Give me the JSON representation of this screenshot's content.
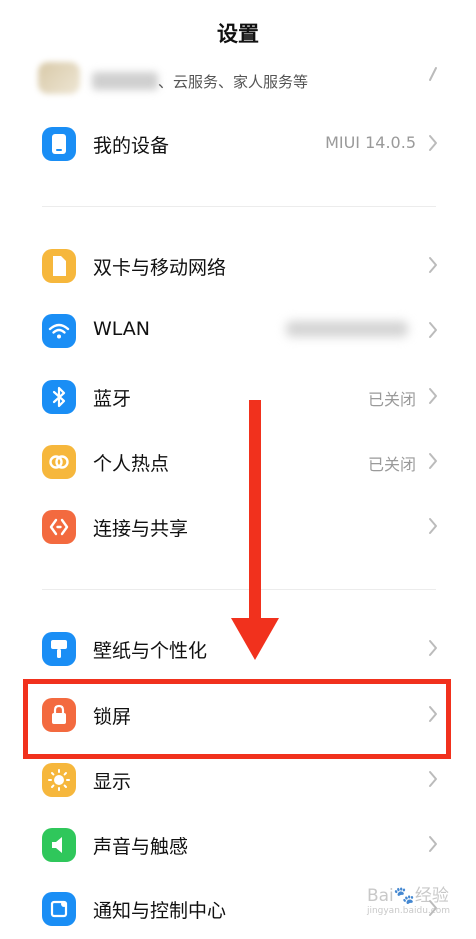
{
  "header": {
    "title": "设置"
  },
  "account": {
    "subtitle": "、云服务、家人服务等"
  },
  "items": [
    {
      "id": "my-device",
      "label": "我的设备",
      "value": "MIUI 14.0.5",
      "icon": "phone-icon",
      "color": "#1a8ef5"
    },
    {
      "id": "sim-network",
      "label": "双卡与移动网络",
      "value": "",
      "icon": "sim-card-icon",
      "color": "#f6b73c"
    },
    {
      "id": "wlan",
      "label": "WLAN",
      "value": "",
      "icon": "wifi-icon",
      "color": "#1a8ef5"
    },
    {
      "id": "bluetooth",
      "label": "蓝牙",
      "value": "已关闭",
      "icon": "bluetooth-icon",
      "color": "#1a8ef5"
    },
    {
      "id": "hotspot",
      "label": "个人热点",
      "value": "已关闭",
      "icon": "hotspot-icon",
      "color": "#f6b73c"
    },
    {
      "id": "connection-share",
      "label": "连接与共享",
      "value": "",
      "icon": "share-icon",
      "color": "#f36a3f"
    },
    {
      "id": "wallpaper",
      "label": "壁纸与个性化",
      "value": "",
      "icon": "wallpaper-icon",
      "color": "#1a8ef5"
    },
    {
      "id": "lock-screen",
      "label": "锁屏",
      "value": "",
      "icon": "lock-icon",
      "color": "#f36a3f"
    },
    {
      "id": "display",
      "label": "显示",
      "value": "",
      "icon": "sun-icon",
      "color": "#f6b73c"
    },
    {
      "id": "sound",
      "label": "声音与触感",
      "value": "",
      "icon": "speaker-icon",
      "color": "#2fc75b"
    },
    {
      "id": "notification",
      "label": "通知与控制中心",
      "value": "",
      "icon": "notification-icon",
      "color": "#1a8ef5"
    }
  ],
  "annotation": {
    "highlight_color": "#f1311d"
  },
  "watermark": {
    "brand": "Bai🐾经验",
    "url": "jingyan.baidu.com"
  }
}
---
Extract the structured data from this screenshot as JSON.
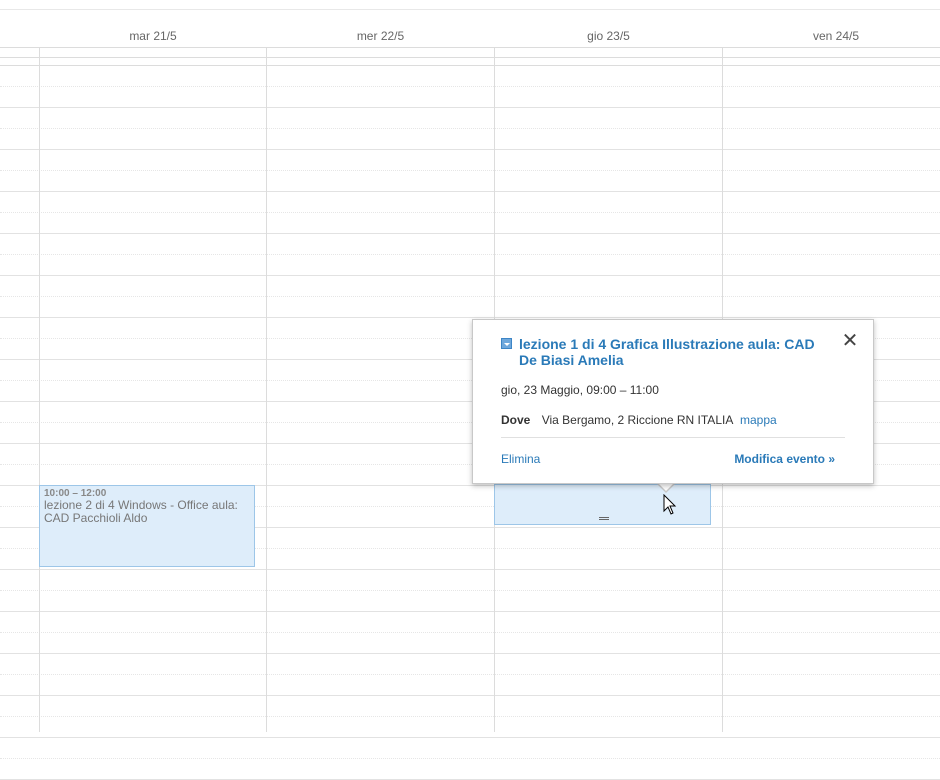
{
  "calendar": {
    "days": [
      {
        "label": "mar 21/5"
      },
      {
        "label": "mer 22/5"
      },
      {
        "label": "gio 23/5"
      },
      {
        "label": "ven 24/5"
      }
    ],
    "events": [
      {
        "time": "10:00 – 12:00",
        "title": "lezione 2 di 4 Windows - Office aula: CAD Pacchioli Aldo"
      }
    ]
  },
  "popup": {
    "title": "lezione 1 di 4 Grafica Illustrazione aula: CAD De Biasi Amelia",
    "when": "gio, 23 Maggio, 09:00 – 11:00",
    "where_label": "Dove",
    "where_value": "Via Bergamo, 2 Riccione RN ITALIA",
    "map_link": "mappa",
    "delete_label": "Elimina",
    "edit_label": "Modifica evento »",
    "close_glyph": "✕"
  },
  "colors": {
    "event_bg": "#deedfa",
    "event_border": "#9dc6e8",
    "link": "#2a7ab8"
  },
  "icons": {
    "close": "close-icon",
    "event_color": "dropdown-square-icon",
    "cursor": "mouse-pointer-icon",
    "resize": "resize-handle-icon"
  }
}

* _TASK INSTRUCTIONS_
Search the data for "JSON". Copy every line that has it.

* _RESULT_
Give me the JSON representation of this screenshot's content.
Extract the structured data from this screenshot as JSON.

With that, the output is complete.